▶ [Work instructions] Under this task are some entries; return every one of them exactly.

Data extracted from a collection:
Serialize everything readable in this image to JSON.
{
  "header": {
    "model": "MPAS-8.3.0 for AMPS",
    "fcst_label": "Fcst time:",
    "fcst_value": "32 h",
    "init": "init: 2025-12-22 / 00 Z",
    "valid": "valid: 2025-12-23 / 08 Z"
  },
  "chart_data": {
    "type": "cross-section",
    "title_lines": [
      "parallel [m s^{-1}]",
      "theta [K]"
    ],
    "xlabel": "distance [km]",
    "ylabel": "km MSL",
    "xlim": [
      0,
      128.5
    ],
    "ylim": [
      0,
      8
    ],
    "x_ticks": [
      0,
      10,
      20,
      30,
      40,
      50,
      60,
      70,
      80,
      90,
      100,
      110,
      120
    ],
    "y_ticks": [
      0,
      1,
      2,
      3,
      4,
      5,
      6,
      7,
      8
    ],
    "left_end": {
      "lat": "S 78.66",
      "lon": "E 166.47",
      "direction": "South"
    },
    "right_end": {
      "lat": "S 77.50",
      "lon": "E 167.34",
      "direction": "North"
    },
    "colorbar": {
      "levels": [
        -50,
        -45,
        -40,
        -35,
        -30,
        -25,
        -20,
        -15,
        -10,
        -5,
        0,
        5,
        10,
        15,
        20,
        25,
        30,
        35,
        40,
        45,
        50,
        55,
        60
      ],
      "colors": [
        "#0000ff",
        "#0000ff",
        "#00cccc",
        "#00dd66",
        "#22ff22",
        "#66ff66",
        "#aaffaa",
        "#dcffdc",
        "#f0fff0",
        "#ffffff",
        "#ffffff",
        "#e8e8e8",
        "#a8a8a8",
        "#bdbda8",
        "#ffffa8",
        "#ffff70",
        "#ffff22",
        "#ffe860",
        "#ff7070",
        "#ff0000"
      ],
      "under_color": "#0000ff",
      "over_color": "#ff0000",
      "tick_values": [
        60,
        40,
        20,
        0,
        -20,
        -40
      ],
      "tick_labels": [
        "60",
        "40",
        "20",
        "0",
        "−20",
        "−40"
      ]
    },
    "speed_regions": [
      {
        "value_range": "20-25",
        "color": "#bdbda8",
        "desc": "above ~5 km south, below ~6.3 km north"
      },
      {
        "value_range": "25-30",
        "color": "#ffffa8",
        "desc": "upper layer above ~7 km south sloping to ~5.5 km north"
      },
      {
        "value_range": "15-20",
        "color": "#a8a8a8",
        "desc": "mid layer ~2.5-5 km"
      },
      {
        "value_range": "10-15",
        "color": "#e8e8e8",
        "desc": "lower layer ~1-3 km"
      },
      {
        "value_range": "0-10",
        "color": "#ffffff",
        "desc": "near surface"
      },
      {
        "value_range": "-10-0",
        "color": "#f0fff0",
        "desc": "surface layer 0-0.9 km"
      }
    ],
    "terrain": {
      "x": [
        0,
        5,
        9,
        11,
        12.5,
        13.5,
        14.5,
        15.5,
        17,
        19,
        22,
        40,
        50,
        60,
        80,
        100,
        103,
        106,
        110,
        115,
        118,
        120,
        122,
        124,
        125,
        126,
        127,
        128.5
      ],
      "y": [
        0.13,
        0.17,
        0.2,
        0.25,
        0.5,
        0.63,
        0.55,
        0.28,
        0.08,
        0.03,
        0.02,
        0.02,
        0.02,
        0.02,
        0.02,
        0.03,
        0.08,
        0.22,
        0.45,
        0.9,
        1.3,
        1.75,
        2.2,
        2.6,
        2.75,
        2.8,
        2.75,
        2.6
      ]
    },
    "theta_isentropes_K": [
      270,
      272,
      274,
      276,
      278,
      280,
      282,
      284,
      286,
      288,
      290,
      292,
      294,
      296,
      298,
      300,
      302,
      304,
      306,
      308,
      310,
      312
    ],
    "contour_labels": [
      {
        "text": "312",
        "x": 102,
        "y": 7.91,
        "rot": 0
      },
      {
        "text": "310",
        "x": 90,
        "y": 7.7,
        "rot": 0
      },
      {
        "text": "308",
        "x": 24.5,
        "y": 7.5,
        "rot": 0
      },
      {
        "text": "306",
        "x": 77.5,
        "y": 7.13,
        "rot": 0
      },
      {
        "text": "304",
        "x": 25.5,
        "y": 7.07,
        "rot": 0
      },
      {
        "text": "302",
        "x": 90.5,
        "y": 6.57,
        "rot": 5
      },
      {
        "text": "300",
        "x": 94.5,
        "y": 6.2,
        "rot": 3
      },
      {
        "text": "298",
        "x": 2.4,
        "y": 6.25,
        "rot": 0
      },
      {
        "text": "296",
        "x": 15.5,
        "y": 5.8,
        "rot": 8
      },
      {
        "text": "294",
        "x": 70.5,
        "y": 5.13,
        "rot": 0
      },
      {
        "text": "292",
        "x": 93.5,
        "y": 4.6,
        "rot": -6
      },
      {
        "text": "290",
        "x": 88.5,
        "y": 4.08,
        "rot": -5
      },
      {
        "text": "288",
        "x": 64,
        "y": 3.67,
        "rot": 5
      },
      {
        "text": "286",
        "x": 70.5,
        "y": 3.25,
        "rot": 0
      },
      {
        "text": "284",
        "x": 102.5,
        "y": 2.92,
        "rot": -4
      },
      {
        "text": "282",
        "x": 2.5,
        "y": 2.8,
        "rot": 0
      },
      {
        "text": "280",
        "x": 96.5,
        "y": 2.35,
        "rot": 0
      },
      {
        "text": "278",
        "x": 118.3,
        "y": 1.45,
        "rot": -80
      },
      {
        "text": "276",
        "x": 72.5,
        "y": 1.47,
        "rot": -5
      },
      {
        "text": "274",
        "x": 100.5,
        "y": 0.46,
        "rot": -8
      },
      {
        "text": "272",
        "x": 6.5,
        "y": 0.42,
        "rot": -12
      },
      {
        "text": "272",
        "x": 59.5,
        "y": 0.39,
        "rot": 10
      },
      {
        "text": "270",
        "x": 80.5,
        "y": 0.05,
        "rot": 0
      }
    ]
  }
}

▶ [Expected answer]
Serialize everything readable in this image to JSON.
{
  "header": {
    "model": "MPAS-8.3.0 for AMPS",
    "fcst_label": "Fcst time:",
    "fcst_value": "32 h",
    "init": "init: 2025-12-22 / 00 Z",
    "valid": "valid: 2025-12-23 / 08 Z"
  },
  "chart_data": {
    "type": "cross-section",
    "title_lines": [
      "parallel [m s^{-1}]",
      "theta [K]"
    ],
    "xlabel": "distance [km]",
    "ylabel": "km MSL",
    "xlim": [
      0,
      128.5
    ],
    "ylim": [
      0,
      8
    ],
    "x_ticks": [
      0,
      10,
      20,
      30,
      40,
      50,
      60,
      70,
      80,
      90,
      100,
      110,
      120
    ],
    "y_ticks": [
      0,
      1,
      2,
      3,
      4,
      5,
      6,
      7,
      8
    ],
    "left_end": {
      "lat": "S 78.66",
      "lon": "E 166.47",
      "direction": "South"
    },
    "right_end": {
      "lat": "S 77.50",
      "lon": "E 167.34",
      "direction": "North"
    },
    "colorbar": {
      "levels": [
        -50,
        -45,
        -40,
        -35,
        -30,
        -25,
        -20,
        -15,
        -10,
        -5,
        0,
        5,
        10,
        15,
        20,
        25,
        30,
        35,
        40,
        45,
        50,
        55,
        60
      ],
      "colors": [
        "#0000ff",
        "#0000ff",
        "#00cccc",
        "#00dd66",
        "#22ff22",
        "#66ff66",
        "#aaffaa",
        "#dcffdc",
        "#f0fff0",
        "#ffffff",
        "#ffffff",
        "#e8e8e8",
        "#a8a8a8",
        "#bdbda8",
        "#ffffa8",
        "#ffff70",
        "#ffff22",
        "#ffe860",
        "#ff7070",
        "#ff0000"
      ],
      "under_color": "#0000ff",
      "over_color": "#ff0000",
      "tick_values": [
        60,
        40,
        20,
        0,
        -20,
        -40
      ],
      "tick_labels": [
        "60",
        "40",
        "20",
        "0",
        "−20",
        "−40"
      ]
    },
    "speed_regions": [
      {
        "value_range": "20-25",
        "color": "#bdbda8",
        "desc": "above ~5 km south, below ~6.3 km north"
      },
      {
        "value_range": "25-30",
        "color": "#ffffa8",
        "desc": "upper layer above ~7 km south sloping to ~5.5 km north"
      },
      {
        "value_range": "15-20",
        "color": "#a8a8a8",
        "desc": "mid layer ~2.5-5 km"
      },
      {
        "value_range": "10-15",
        "color": "#e8e8e8",
        "desc": "lower layer ~1-3 km"
      },
      {
        "value_range": "0-10",
        "color": "#ffffff",
        "desc": "near surface"
      },
      {
        "value_range": "-10-0",
        "color": "#f0fff0",
        "desc": "surface layer 0-0.9 km"
      }
    ],
    "terrain": {
      "x": [
        0,
        5,
        9,
        11,
        12.5,
        13.5,
        14.5,
        15.5,
        17,
        19,
        22,
        40,
        50,
        60,
        80,
        100,
        103,
        106,
        110,
        115,
        118,
        120,
        122,
        124,
        125,
        126,
        127,
        128.5
      ],
      "y": [
        0.13,
        0.17,
        0.2,
        0.25,
        0.5,
        0.63,
        0.55,
        0.28,
        0.08,
        0.03,
        0.02,
        0.02,
        0.02,
        0.02,
        0.02,
        0.03,
        0.08,
        0.22,
        0.45,
        0.9,
        1.3,
        1.75,
        2.2,
        2.6,
        2.75,
        2.8,
        2.75,
        2.6
      ]
    },
    "theta_isentropes_K": [
      270,
      272,
      274,
      276,
      278,
      280,
      282,
      284,
      286,
      288,
      290,
      292,
      294,
      296,
      298,
      300,
      302,
      304,
      306,
      308,
      310,
      312
    ],
    "contour_labels": [
      {
        "text": "312",
        "x": 102,
        "y": 7.91,
        "rot": 0
      },
      {
        "text": "310",
        "x": 90,
        "y": 7.7,
        "rot": 0
      },
      {
        "text": "308",
        "x": 24.5,
        "y": 7.5,
        "rot": 0
      },
      {
        "text": "306",
        "x": 77.5,
        "y": 7.13,
        "rot": 0
      },
      {
        "text": "304",
        "x": 25.5,
        "y": 7.07,
        "rot": 0
      },
      {
        "text": "302",
        "x": 90.5,
        "y": 6.57,
        "rot": 5
      },
      {
        "text": "300",
        "x": 94.5,
        "y": 6.2,
        "rot": 3
      },
      {
        "text": "298",
        "x": 2.4,
        "y": 6.25,
        "rot": 0
      },
      {
        "text": "296",
        "x": 15.5,
        "y": 5.8,
        "rot": 8
      },
      {
        "text": "294",
        "x": 70.5,
        "y": 5.13,
        "rot": 0
      },
      {
        "text": "292",
        "x": 93.5,
        "y": 4.6,
        "rot": -6
      },
      {
        "text": "290",
        "x": 88.5,
        "y": 4.08,
        "rot": -5
      },
      {
        "text": "288",
        "x": 64,
        "y": 3.67,
        "rot": 5
      },
      {
        "text": "286",
        "x": 70.5,
        "y": 3.25,
        "rot": 0
      },
      {
        "text": "284",
        "x": 102.5,
        "y": 2.92,
        "rot": -4
      },
      {
        "text": "282",
        "x": 2.5,
        "y": 2.8,
        "rot": 0
      },
      {
        "text": "280",
        "x": 96.5,
        "y": 2.35,
        "rot": 0
      },
      {
        "text": "278",
        "x": 118.3,
        "y": 1.45,
        "rot": -80
      },
      {
        "text": "276",
        "x": 72.5,
        "y": 1.47,
        "rot": -5
      },
      {
        "text": "274",
        "x": 100.5,
        "y": 0.46,
        "rot": -8
      },
      {
        "text": "272",
        "x": 6.5,
        "y": 0.42,
        "rot": -12
      },
      {
        "text": "272",
        "x": 59.5,
        "y": 0.39,
        "rot": 10
      },
      {
        "text": "270",
        "x": 80.5,
        "y": 0.05,
        "rot": 0
      }
    ]
  }
}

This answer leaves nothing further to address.